__Task to complete__
Please put all of the data below into a numbered list, skipping any blank lines. Leave the pictures out of your answer.

(Entries drawn from a collection)
·····
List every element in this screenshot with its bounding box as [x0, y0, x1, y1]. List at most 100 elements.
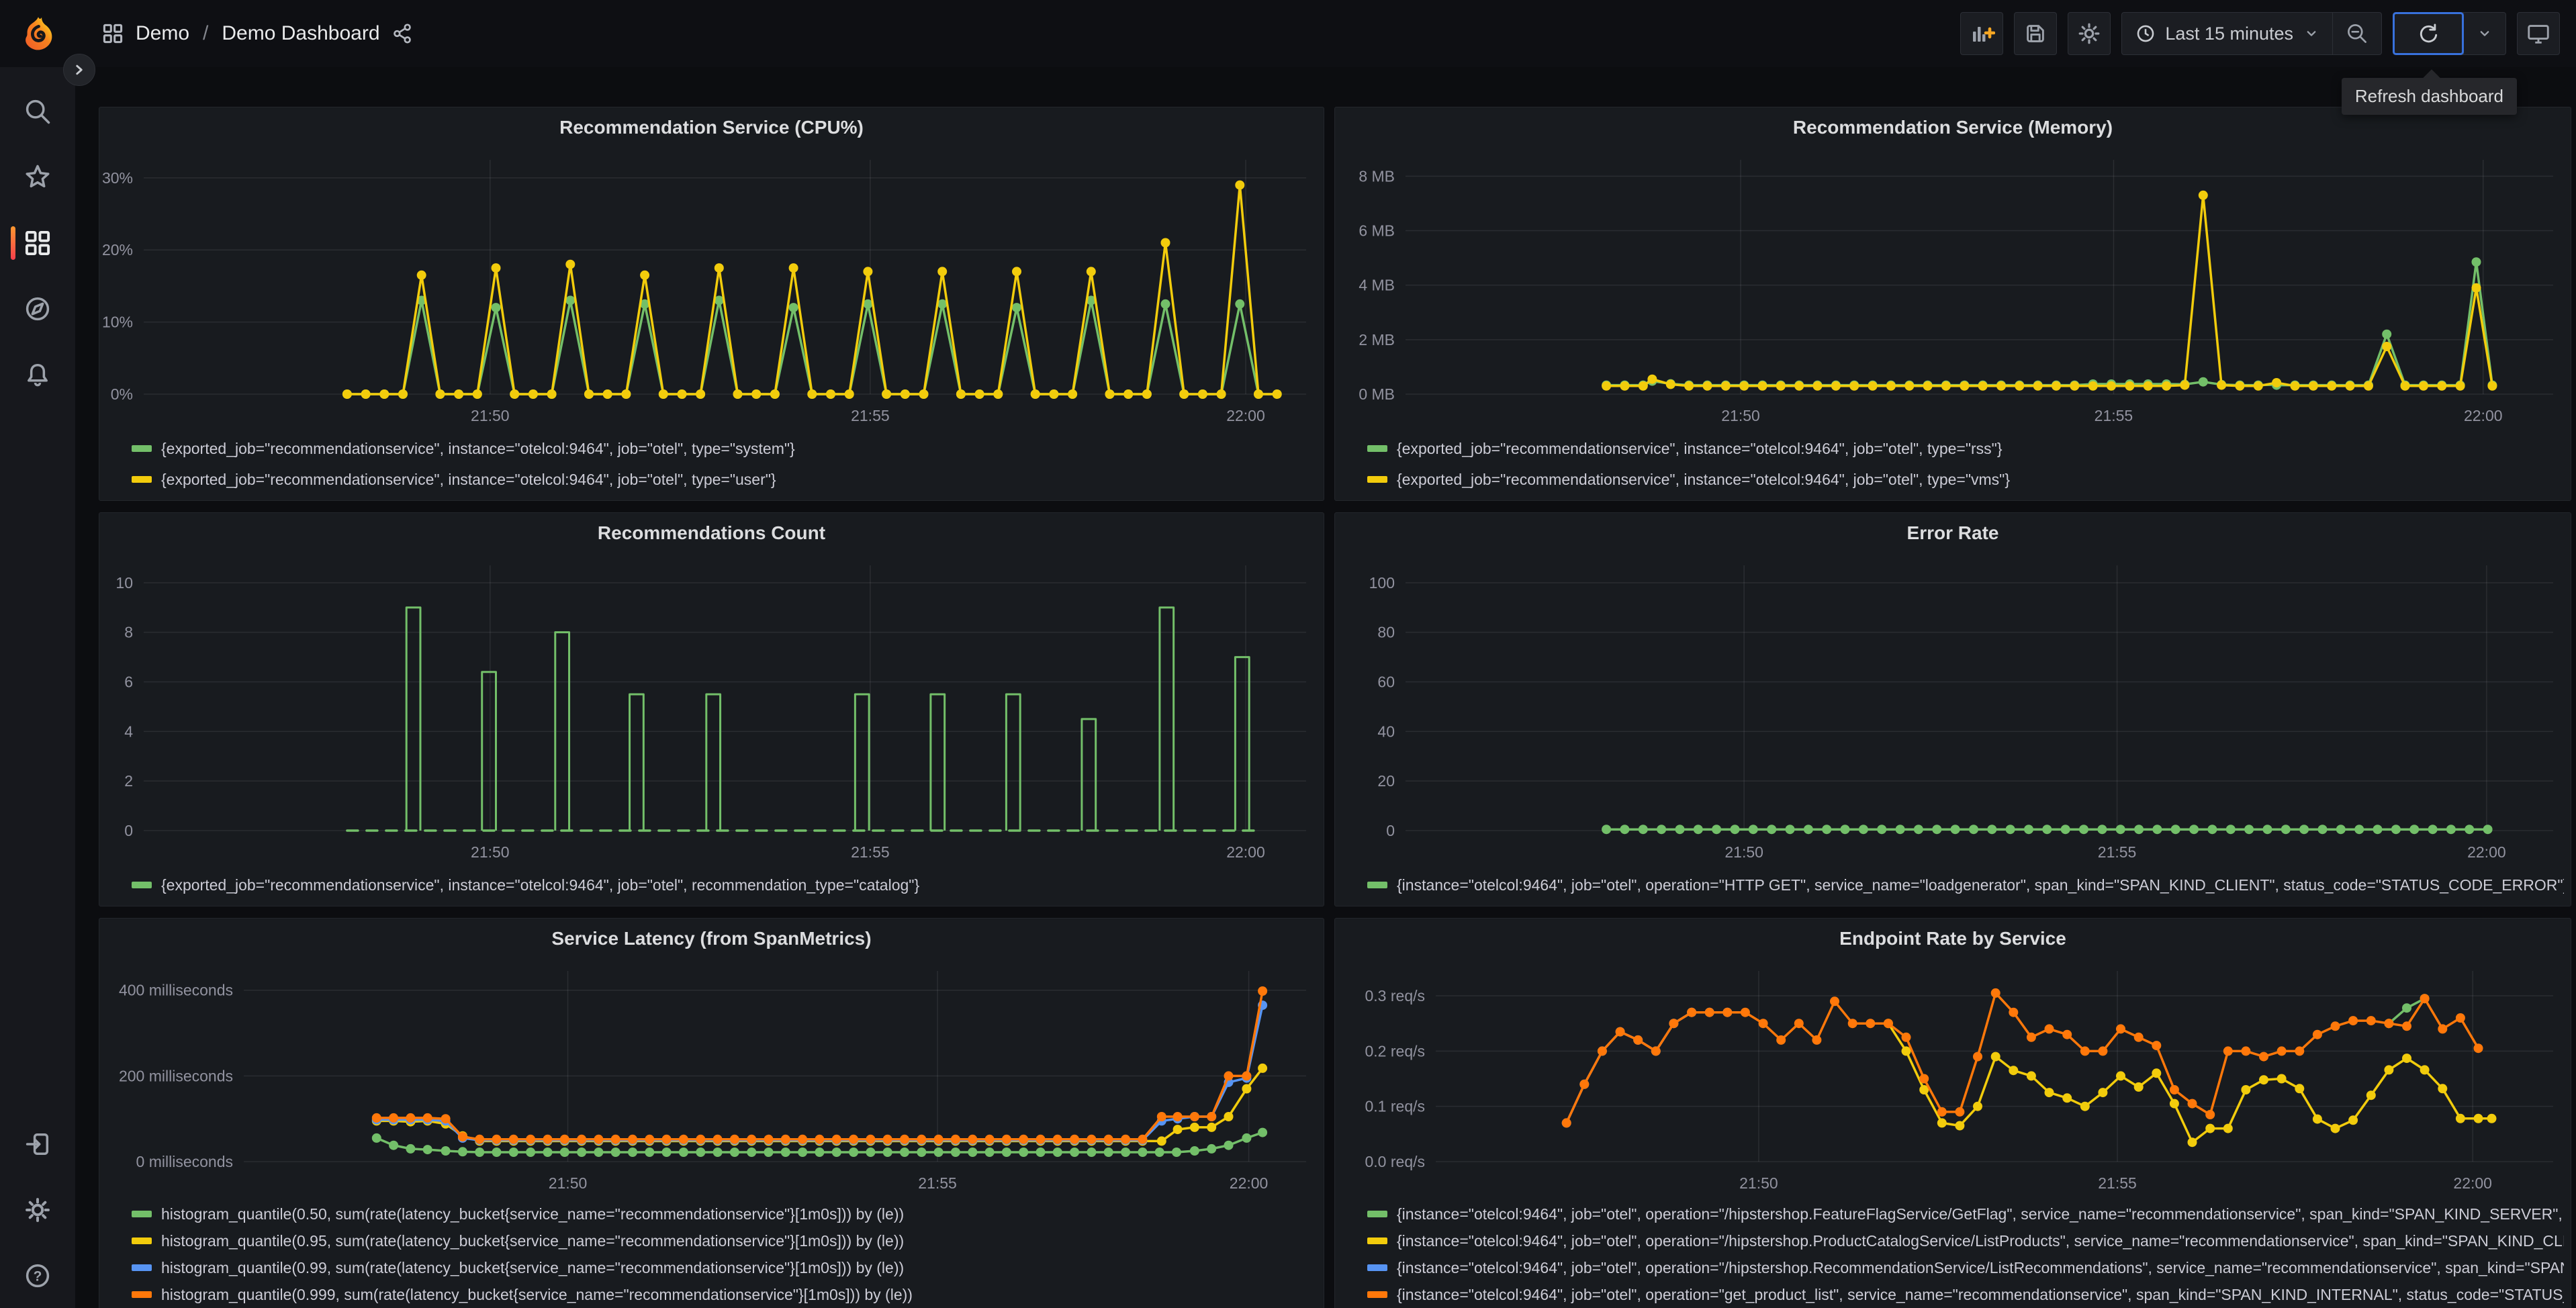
- legend-label: histogram_quantile(0.999, sum(rate(laten…: [161, 1285, 913, 1303]
- legend-swatch: [132, 882, 152, 888]
- gear-icon: [2079, 23, 2100, 44]
- legend-item[interactable]: {instance="otelcol:9464", job="otel", op…: [1367, 870, 2564, 900]
- legend-item[interactable]: {instance="otelcol:9464", job="otel", op…: [1367, 1227, 2564, 1254]
- zoom-out-button[interactable]: [2332, 13, 2381, 54]
- sidebar-item-sign-in[interactable]: [0, 1112, 75, 1176]
- add-panel-button[interactable]: [1960, 12, 2004, 55]
- svg-text:21:50: 21:50: [1721, 407, 1760, 424]
- chart-error-rate[interactable]: 21:50 21:55 22:00 0 20 40 60 80 100: [1335, 553, 2571, 868]
- legend-item[interactable]: {exported_job="recommendationservice", i…: [132, 433, 1317, 464]
- legend-label: {instance="otelcol:9464", job="otel", op…: [1397, 1205, 2564, 1223]
- sidebar-expand-button[interactable]: [63, 54, 95, 86]
- star-icon: [26, 165, 50, 188]
- legend-label: {instance="otelcol:9464", job="otel", op…: [1397, 1285, 2564, 1303]
- panel-title[interactable]: Error Rate: [1906, 522, 1999, 543]
- svg-text:22:00: 22:00: [2464, 407, 2503, 424]
- svg-text:22:00: 22:00: [1226, 407, 1265, 424]
- panel-title[interactable]: Recommendation Service (Memory): [1792, 117, 2113, 138]
- panel-recommendation-cpu: Recommendation Service (CPU%) 21:50 21:55…: [99, 107, 1324, 501]
- legend-item[interactable]: histogram_quantile(0.999, sum(rate(laten…: [132, 1281, 1317, 1308]
- legend-item[interactable]: {instance="otelcol:9464", job="otel", op…: [1367, 1201, 2564, 1227]
- svg-text:22:00: 22:00: [1230, 1174, 1269, 1192]
- chart-latency[interactable]: 21:50 21:55 22:00 0 milliseconds 200 millise…: [99, 959, 1324, 1199]
- chart-memory[interactable]: 21:50 21:55 22:00 0 MB 2 MB 4 MB 6 MB 8 MB: [1335, 148, 2571, 432]
- svg-text:10: 10: [116, 574, 133, 592]
- sidebar-item-dashboards[interactable]: [0, 211, 75, 275]
- svg-text:21:50: 21:50: [549, 1174, 588, 1192]
- panel-grid: Recommendation Service (CPU%) 21:50 21:55…: [99, 107, 2571, 1308]
- svg-text:200 milliseconds: 200 milliseconds: [119, 1067, 233, 1084]
- chart-count[interactable]: 21:50 21:55 22:00 0 2 4 6 8 10: [99, 553, 1324, 868]
- svg-text:400 milliseconds: 400 milliseconds: [119, 982, 233, 999]
- breadcrumb-folder[interactable]: Demo: [136, 22, 190, 44]
- legend: {instance="otelcol:9464", job="otel", op…: [1335, 1199, 2571, 1308]
- chart-cpu[interactable]: 21:50 21:55 22:00 0% 10% 20% 30%: [99, 148, 1324, 432]
- sidebar-item-alerting[interactable]: [0, 342, 75, 407]
- svg-text:4: 4: [124, 722, 133, 740]
- legend-swatch: [1367, 1264, 1387, 1271]
- legend-item[interactable]: {exported_job="recommendationservice", i…: [132, 464, 1317, 495]
- svg-text:10%: 10%: [102, 314, 133, 331]
- share-icon[interactable]: [391, 22, 414, 45]
- gear-icon: [26, 1198, 50, 1222]
- svg-text:6: 6: [124, 673, 133, 691]
- legend-swatch: [1367, 882, 1387, 888]
- active-indicator: [11, 226, 15, 260]
- grafana-logo[interactable]: [20, 15, 56, 52]
- panel-title[interactable]: Endpoint Rate by Service: [1839, 928, 2066, 949]
- dashboard-settings-button[interactable]: [2068, 12, 2111, 55]
- sidebar-item-configuration[interactable]: [0, 1178, 75, 1242]
- breadcrumb-dashboard[interactable]: Demo Dashboard: [222, 22, 380, 44]
- search-icon: [26, 99, 50, 124]
- legend: {exported_job="recommendationservice", i…: [99, 868, 1324, 906]
- chart-endpoint-rate[interactable]: 21:50 21:55 22:00 0.0 req/s 0.1 req/s 0.2 req…: [1335, 959, 2571, 1199]
- time-range-picker[interactable]: Last 15 minutes: [2122, 13, 2332, 54]
- panel-title[interactable]: Recommendation Service (CPU%): [559, 117, 864, 138]
- legend-item[interactable]: {instance="otelcol:9464", job="otel", op…: [1367, 1281, 2564, 1308]
- time-range-group: Last 15 minutes: [2121, 12, 2382, 55]
- legend-item[interactable]: histogram_quantile(0.95, sum(rate(latenc…: [132, 1227, 1317, 1254]
- legend: {instance="otelcol:9464", job="otel", op…: [1335, 868, 2571, 906]
- sidebar-item-explore[interactable]: [0, 277, 75, 341]
- svg-text:21:55: 21:55: [851, 407, 890, 424]
- legend-item[interactable]: histogram_quantile(0.99, sum(rate(latenc…: [132, 1254, 1317, 1281]
- cycle-view-mode-button[interactable]: [2517, 12, 2560, 55]
- sidebar-item-help[interactable]: ?: [0, 1244, 75, 1308]
- legend-item[interactable]: {exported_job="recommendationservice", i…: [1367, 433, 2564, 464]
- panel-recommendation-memory: Recommendation Service (Memory) 21:50 21:…: [1334, 107, 2571, 501]
- svg-text:20: 20: [1377, 772, 1395, 790]
- legend-label: {instance="otelcol:9464", job="otel", op…: [1397, 1231, 2564, 1250]
- svg-text:100: 100: [1369, 574, 1395, 592]
- svg-text:21:50: 21:50: [471, 843, 510, 861]
- svg-text:20%: 20%: [102, 241, 133, 259]
- legend: histogram_quantile(0.50, sum(rate(latenc…: [99, 1199, 1324, 1308]
- refresh-interval-dropdown[interactable]: [2463, 13, 2505, 54]
- svg-text:0: 0: [124, 822, 133, 839]
- sidebar-item-search[interactable]: [0, 79, 75, 144]
- chevron-down-icon: [2480, 31, 2489, 36]
- clock-icon: [2137, 25, 2154, 42]
- sidebar-item-starred[interactable]: [0, 145, 75, 209]
- legend-item[interactable]: {exported_job="recommendationservice", i…: [1367, 464, 2564, 495]
- sign-in-icon: [26, 1133, 49, 1156]
- svg-text:21:55: 21:55: [2095, 407, 2133, 424]
- legend-item[interactable]: histogram_quantile(0.50, sum(rate(latenc…: [132, 1201, 1317, 1227]
- legend-swatch: [132, 1237, 152, 1244]
- legend-label: {instance="otelcol:9464", job="otel", op…: [1397, 876, 2564, 894]
- legend-item[interactable]: {exported_job="recommendationservice", i…: [132, 870, 1317, 900]
- save-dashboard-button[interactable]: [2014, 12, 2058, 55]
- dashboard-content: Recommendation Service (CPU%) 21:50 21:55…: [75, 67, 2576, 1308]
- legend-swatch: [132, 445, 152, 452]
- zoom-out-icon: [2348, 24, 2366, 43]
- legend-swatch: [132, 476, 152, 483]
- svg-text:2: 2: [124, 772, 133, 790]
- legend-swatch: [1367, 476, 1387, 483]
- refresh-dashboard-button[interactable]: [2393, 12, 2464, 55]
- dashboard-grid-icon: [103, 24, 123, 44]
- dashboards-icon: [25, 230, 50, 256]
- panel-title[interactable]: Recommendations Count: [597, 522, 826, 543]
- svg-text:0: 0: [1386, 822, 1395, 839]
- panel-title[interactable]: Service Latency (from SpanMetrics): [551, 928, 872, 949]
- legend-item[interactable]: {instance="otelcol:9464", job="otel", op…: [1367, 1254, 2564, 1281]
- time-range-label: Last 15 minutes: [2165, 23, 2293, 44]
·····
__Written solution__
1. List every element in this screenshot with its bounding box as [x0, y0, x1, y1]. List at most 100 elements.
2. - legend-label: histogram_quantile(0.999, sum(rate(laten…: [161, 1285, 913, 1303]
3. - legend-swatch: [132, 882, 152, 888]
4. - gear-icon: [2079, 23, 2100, 44]
5. - legend-item[interactable]: {instance="otelcol:9464", job="otel", op…: [1367, 870, 2564, 900]
6. - legend-item[interactable]: {instance="otelcol:9464", job="otel", op…: [1367, 1227, 2564, 1254]
7. - zoom-out-button[interactable]: [2332, 13, 2381, 54]
8. - sidebar-item-sign-in[interactable]: [0, 1112, 75, 1176]
9. - add-panel-button[interactable]: [1960, 12, 2004, 55]
10. - svg-text:21:50: 21:50: [1721, 407, 1760, 424]
11. - chart-error-rate[interactable]: 21:50 21:55 22:00 0 20 40 60 80 100: [1335, 553, 2571, 868]
12. - legend-item[interactable]: {exported_job="recommendationservice", i…: [132, 433, 1317, 464]
13. - legend-label: {instance="otelcol:9464", job="otel", op…: [1397, 1205, 2564, 1223]
14. - sidebar-expand-button[interactable]: [63, 54, 95, 86]
15. - star-icon: [26, 165, 50, 188]
16. - legend-label: {instance="otelcol:9464", job="otel", op…: [1397, 1285, 2564, 1303]
17. - panel-title[interactable]: Error Rate: [1906, 522, 1999, 543]
18. - svg-text:22:00: 22:00: [2464, 407, 2503, 424]
19. - svg-text:22:00: 22:00: [1226, 407, 1265, 424]
20. - panel-title[interactable]: Recommendation Service (Memory): [1792, 117, 2113, 138]
21. - panel-recommendation-cpu: Recommendation Service (CPU%) 21:50 21:55…: [99, 107, 1324, 501]
22. - legend-item[interactable]: histogram_quantile(0.999, sum(rate(laten…: [132, 1281, 1317, 1308]
23. - legend-item[interactable]: {instance="otelcol:9464", job="otel", op…: [1367, 1201, 2564, 1227]
24. - svg-text:22:00: 22:00: [1230, 1174, 1269, 1192]
25. - chart-latency[interactable]: 21:50 21:55 22:00 0 milliseconds 200 millise…: [99, 959, 1324, 1199]
26. - chart-memory[interactable]: 21:50 21:55 22:00 0 MB 2 MB 4 MB 6 MB 8 MB: [1335, 148, 2571, 432]
27. - svg-text:10: 10: [116, 574, 133, 592]
28. - sidebar-item-dashboards[interactable]: [0, 211, 75, 275]
29. - svg-text:21:50: 21:50: [549, 1174, 588, 1192]
30. - panel-grid: Recommendation Service (CPU%) 21:50 21:55…: [99, 107, 2571, 1308]
31. - svg-text:200 milliseconds: 200 milliseconds: [119, 1067, 233, 1084]
32. - chart-count[interactable]: 21:50 21:55 22:00 0 2 4 6 8 10: [99, 553, 1324, 868]
33. - svg-text:400 milliseconds: 400 milliseconds: [119, 982, 233, 999]
34. - breadcrumb-folder[interactable]: Demo: [136, 22, 190, 44]
35. - legend: {instance="otelcol:9464", job="otel", op…: [1335, 1199, 2571, 1308]
36. - chart-cpu[interactable]: 21:50 21:55 22:00 0% 10% 20% 30%: [99, 148, 1324, 432]
37. - sidebar-item-alerting[interactable]: [0, 342, 75, 407]
38. - svg-text:4: 4: [124, 722, 133, 740]
39. - legend-swatch: [1367, 1264, 1387, 1271]
40. - legend-item[interactable]: {exported_job="recommendationservice", i…: [132, 464, 1317, 495]
41. - svg-text:10%: 10%: [102, 314, 133, 331]
42. - share-icon[interactable]: [391, 22, 414, 45]
43. - gear-icon: [26, 1198, 50, 1222]
44. - svg-text:6: 6: [124, 673, 133, 691]
45. - legend-swatch: [1367, 882, 1387, 888]
46. - active-indicator: [11, 226, 15, 260]
47. - grafana-logo[interactable]: [20, 15, 56, 52]
48. - panel-title[interactable]: Endpoint Rate by Service: [1839, 928, 2066, 949]
49. - dashboard-settings-button[interactable]: [2068, 12, 2111, 55]
50. - sidebar-item-configuration[interactable]: [0, 1178, 75, 1242]
51. - breadcrumb-dashboard[interactable]: Demo Dashboard: [222, 22, 380, 44]
52. - search-icon: [26, 99, 50, 124]
53. - legend: {exported_job="recommendationservice", i…: [99, 868, 1324, 906]
54. - chart-endpoint-rate[interactable]: 21:50 21:55 22:00 0.0 req/s 0.1 req/s 0.2 req…: [1335, 959, 2571, 1199]
55. - time-range-picker[interactable]: Last 15 minutes: [2122, 13, 2332, 54]
56. - panel-title[interactable]: Recommendation Service (CPU%): [559, 117, 864, 138]
57. - legend-item[interactable]: {instance="otelcol:9464", job="otel", op…: [1367, 1281, 2564, 1308]
58. - time-range-group: Last 15 minutes: [2121, 12, 2382, 55]
59. - legend-item[interactable]: histogram_quantile(0.95, sum(rate(latenc…: [132, 1227, 1317, 1254]
60. - legend: {instance="otelcol:9464", job="otel", op…: [1335, 868, 2571, 906]
61. - sidebar-item-explore[interactable]: [0, 277, 75, 341]
62. - svg-text:21:55: 21:55: [851, 407, 890, 424]
63. - legend-item[interactable]: histogram_quantile(0.99, sum(rate(latenc…: [132, 1254, 1317, 1281]
64. - cycle-view-mode-button[interactable]: [2517, 12, 2560, 55]
65. - sidebar-item-help[interactable]: ?: [0, 1244, 75, 1308]
66. - legend-item[interactable]: {exported_job="recommendationservice", i…: [1367, 433, 2564, 464]
67. - panel-recommendation-memory: Recommendation Service (Memory) 21:50 21:…: [1334, 107, 2571, 501]
68. - svg-text:20: 20: [1377, 772, 1395, 790]
69. - legend-label: {instance="otelcol:9464", job="otel", op…: [1397, 1231, 2564, 1250]
70. - svg-text:100: 100: [1369, 574, 1395, 592]
71. - svg-text:21:50: 21:50: [471, 843, 510, 861]
72. - svg-text:20%: 20%: [102, 241, 133, 259]
73. - legend: histogram_quantile(0.50, sum(rate(latenc…: [99, 1199, 1324, 1308]
74. - refresh-interval-dropdown[interactable]: [2463, 13, 2505, 54]
75. - svg-text:0: 0: [124, 822, 133, 839]
76. - sidebar-item-search[interactable]: [0, 79, 75, 144]
77. - chevron-down-icon: [2480, 31, 2489, 36]
78. - clock-icon: [2137, 25, 2154, 42]
79. - sidebar-item-starred[interactable]: [0, 145, 75, 209]
80. - legend-item[interactable]: {exported_job="recommendationservice", i…: [1367, 464, 2564, 495]
81. - sign-in-icon: [26, 1133, 49, 1156]
82. - svg-text:21:55: 21:55: [2095, 407, 2133, 424]
83. - legend-item[interactable]: histogram_quantile(0.50, sum(rate(latenc…: [132, 1201, 1317, 1227]
84. - legend-swatch: [132, 1237, 152, 1244]
85. - legend-label: {instance="otelcol:9464", job="otel", op…: [1397, 876, 2564, 894]
86. - legend-item[interactable]: {exported_job="recommendationservice", i…: [132, 870, 1317, 900]
87. - save-dashboard-button[interactable]: [2014, 12, 2058, 55]
88. - dashboard-content: Recommendation Service (CPU%) 21:50 21:55…: [75, 67, 2576, 1308]
89. - legend-swatch: [132, 445, 152, 452]
90. - zoom-out-icon: [2348, 24, 2366, 43]
91. - legend-swatch: [132, 476, 152, 483]
92. - svg-text:2: 2: [124, 772, 133, 790]
93. - legend-swatch: [1367, 476, 1387, 483]
94. - refresh-dashboard-button[interactable]: [2393, 12, 2464, 55]
95. - dashboard-grid-icon: [103, 24, 123, 44]
96. - dashboards-icon: [25, 230, 50, 256]
97. - panel-title[interactable]: Recommendations Count: [597, 522, 826, 543]
98. - svg-text:0: 0: [1386, 822, 1395, 839]
99. - panel-title[interactable]: Service Latency (from SpanMetrics): [551, 928, 872, 949]
100. - legend-item[interactable]: {instance="otelcol:9464", job="otel", op…: [1367, 1254, 2564, 1281]
101. - time-range-label: Last 15 minutes: [2165, 23, 2293, 44]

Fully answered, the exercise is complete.